**Page excerpt**
If we want to avoid multiple database lookups, another possible “solution” is to embed every review into user documents as well, but that leads to the next problem: data duplication.
A better approach is to have a separate collection for reviews, and reference the review IDs from user and property documents. It takes less storage space than embedding, and looking up a document with its indexed ID is faster than looping through a collection. It is generally the way to build “relations” in MongoDB, which will be explored in the next chapter.
Data duplication
Without having relations between documents, a simple solution is to embed documents into another document.
It is fast to read since no further database lookup is required, but it has two problems:
- Every user review is duplicated between a user document and a property document.
- In case of a user modifying a review, it needs to be written twice to the database: once on user and once on property.
Opportunities
What can it be used for when it is not the main production database
MongoDB can act as a complementing database for functions such as caching and buffering.
Development database
Since no planning for data types and structure is necessary, it allows faster prototyping and migrating data in or out.
Intermediate (cache) database
MongoDB is more forgiving with data types than other databases, such as MySQL, making it an ideal choice as an intermediate database. It means using MongoDB as a buffer for another database backend. Data of known or unknown types can be written to MongoDB first, and then subsequently moved to a more permanent database for storage or other purposes.
Since MongoDB can be scaled horizontally very easily, it can also act as a cache for other slower databases that do not scale as well.
Threats
Relational databases are being improved
Relational databases are starting to support JSON formatted records, and are gradually adding operators for it, such as MySQL since version 5.7.8, and PostgreSQL since version 9.2.
Since the JSON-like format of MongoDB is one of the reasons why it is so flexible, the adoption of the format by other relational databases may reduce the need to use MongoDB. As other technologies evolve, MongoDB may not have as big of an edge on flexibility and scalability in the future.
Alternatives to MongoDB
There are other “NoSQL” database management software that can compete with MongoDB on multiple fronts: JSON-like format, horizontal scalability, ease-of-use, etc.
CouchDB
CouchDB shares several key features with MongoDB:
- Document-based database
- JSON-like format
- Similar query structure
- Scalability (clustering)
Yet, CouchDB has some additional features:
- REST API for most operations: shell access, CRUD operations and clustering
- Have a complementing browser-based database software, PouchDB, to cache data from CouchDB for offline use.
CouchDB puts more emphasis on being resilient against adverse computing environments, such as high network latency, loss of connection, limited bandwidth, etc. So, it may be more suitable for applications that are expected to be frequently offline.
CouchDB may run slower than MongoDB, since MongoDB runs on a binary protocol, while CouchDB relies on HTTP APIs.
PostgreSQL
PostgreSQL is primarily a relational database, but it also supports a good selection of operators for JSON data, allowing it to process non-relational queries for fields with JSON data.
It can be an acceptable middle ground for those who are already invested in relational databases, yet want to store JSON type of data as well. Or, it may be suitable for existing document-oriented database users who want to migrate to a relational database while having the option to store JSON data.

**Information**
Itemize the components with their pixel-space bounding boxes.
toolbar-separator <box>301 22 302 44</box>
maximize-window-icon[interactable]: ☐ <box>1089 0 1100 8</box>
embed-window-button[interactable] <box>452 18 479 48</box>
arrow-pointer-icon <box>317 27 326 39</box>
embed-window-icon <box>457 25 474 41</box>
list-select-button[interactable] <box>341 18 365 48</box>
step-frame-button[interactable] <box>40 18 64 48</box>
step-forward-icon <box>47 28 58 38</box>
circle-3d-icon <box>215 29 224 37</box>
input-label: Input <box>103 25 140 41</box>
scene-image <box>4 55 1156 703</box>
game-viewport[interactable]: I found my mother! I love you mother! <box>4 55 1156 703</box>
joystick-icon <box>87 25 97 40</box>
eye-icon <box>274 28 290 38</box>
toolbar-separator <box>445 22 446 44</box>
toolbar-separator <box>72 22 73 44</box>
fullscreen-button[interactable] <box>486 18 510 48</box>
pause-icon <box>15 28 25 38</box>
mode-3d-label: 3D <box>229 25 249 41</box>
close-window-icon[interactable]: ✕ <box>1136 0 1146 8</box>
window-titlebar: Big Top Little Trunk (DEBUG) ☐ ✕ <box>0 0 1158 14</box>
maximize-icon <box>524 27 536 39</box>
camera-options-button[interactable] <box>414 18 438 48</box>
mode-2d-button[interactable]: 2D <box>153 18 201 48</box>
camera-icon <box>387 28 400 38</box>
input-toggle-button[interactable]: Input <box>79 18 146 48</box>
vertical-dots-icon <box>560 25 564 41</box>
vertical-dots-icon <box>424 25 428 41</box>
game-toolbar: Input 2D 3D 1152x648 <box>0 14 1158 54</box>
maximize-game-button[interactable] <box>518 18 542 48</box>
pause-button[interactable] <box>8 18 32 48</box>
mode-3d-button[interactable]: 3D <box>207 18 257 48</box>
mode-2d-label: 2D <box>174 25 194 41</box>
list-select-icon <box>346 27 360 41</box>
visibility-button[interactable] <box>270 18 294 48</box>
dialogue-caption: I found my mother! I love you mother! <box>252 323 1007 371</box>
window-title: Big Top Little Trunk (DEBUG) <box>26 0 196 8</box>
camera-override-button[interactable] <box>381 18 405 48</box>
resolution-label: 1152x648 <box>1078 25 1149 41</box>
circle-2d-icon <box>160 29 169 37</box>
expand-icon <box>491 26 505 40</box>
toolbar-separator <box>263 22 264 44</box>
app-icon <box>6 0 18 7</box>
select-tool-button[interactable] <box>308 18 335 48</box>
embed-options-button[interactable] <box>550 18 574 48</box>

**Explore the material**
a - Answer each question from the MongoDB excerpt.
(i) Since which version has MySQL supported JSON-formatted records?
(ii) Which browser-based software caches data from CouchDB for offline use?
(iii) What protocol does MongoDB run on, compared with CouchDB's HTTP APIs?
b - Write out the passage of the MongoDB excerpt word for word, starting with "If we want to" and going on through "into another document.".
Nothing in the records is needed here.

**Answers for this exercise**
a -
(i) Version 5.7.8
(ii) PouchDB
(iii) A binary protocol

b -
If we want to avoid multiple database lookups, another possible “solution” is to embed every review into user documents as well, but that leads to the next problem: data duplication.
A better approach is to have a separate collection for reviews, and reference the review IDs from user and property documents. It takes less storage space than embedding, and looking up a document with its indexed ID is faster than looping through a collection. It is generally the way to build “relations” in MongoDB, which will be explored in the next chapter.
Data duplication
Without having relations between documents, a simple solution is to embed documents into another document.